§ **Exercise task**
Count every line of the listing where the string "teacher" occurs, and reply with the count alone.

* * *

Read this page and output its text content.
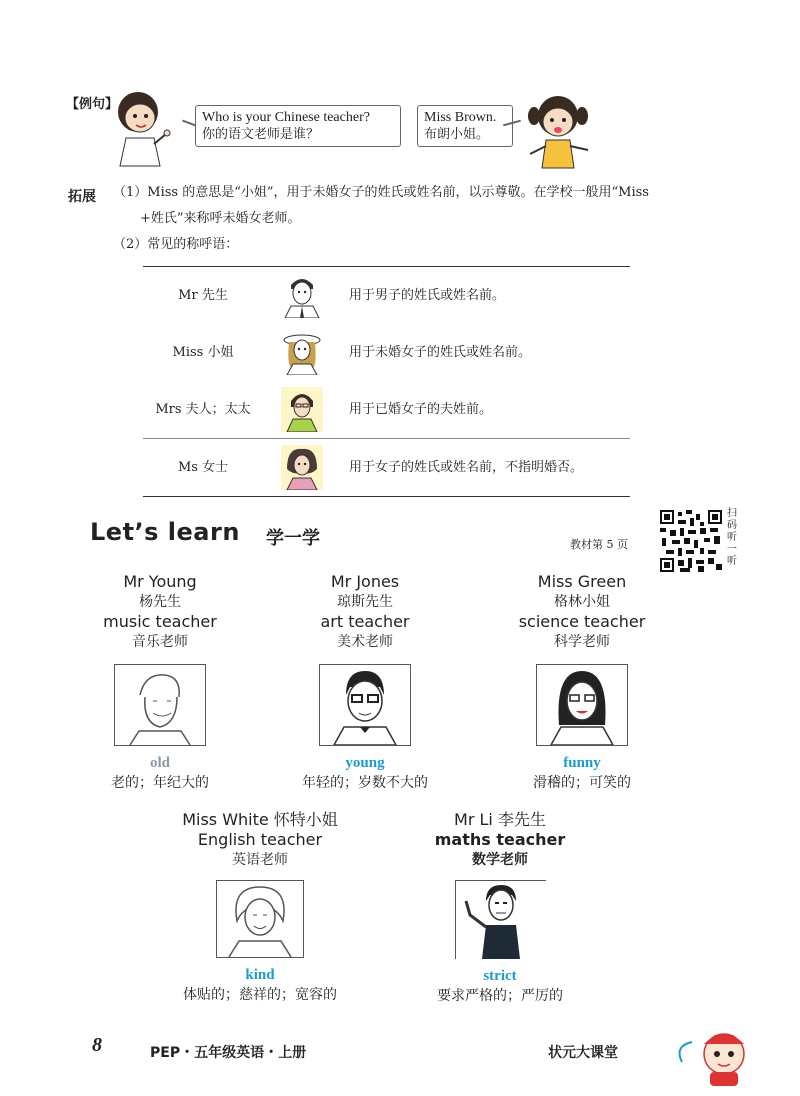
【例句】
Who is your Chinese teacher?
你的语文老师是谁？
Miss Brown.
布朗小姐。
拓展 （1）Miss 的意思是“小姐”，用于未婚女子的姓氏或姓名前，以示尊敬。在学校一般用“Miss
+姓氏”来称呼未婚女老师。
（2）常见的称呼语：
Mr 先生	用于男子的姓氏或姓名前。
Miss 小姐	用于未婚女子的姓氏或姓名前。
Mrs 夫人；太太	用于已婚女子的夫姓前。
Ms 女士	用于女子的姓氏或姓名前，不指明婚否。
Let’s learn 学一学	教材第 5 页
扫码听一听
Mr Young
杨先生
music teacher
音乐老师
old
老的；年纪大的
Mr Jones
琼斯先生
art teacher
美术老师
young
年轻的；岁数不大的
Miss Green
格林小姐
science teacher
科学老师
funny
滑稽的；可笑的
Miss White 怀特小姐
English teacher
英语老师
kind
体贴的；慈祥的；宽容的
Mr Li 李先生
maths teacher
数学老师
strict
要求严格的；严厉的
8	PEP・五年级英语・上册	状元大课堂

* * *

§ **Finished answer**
6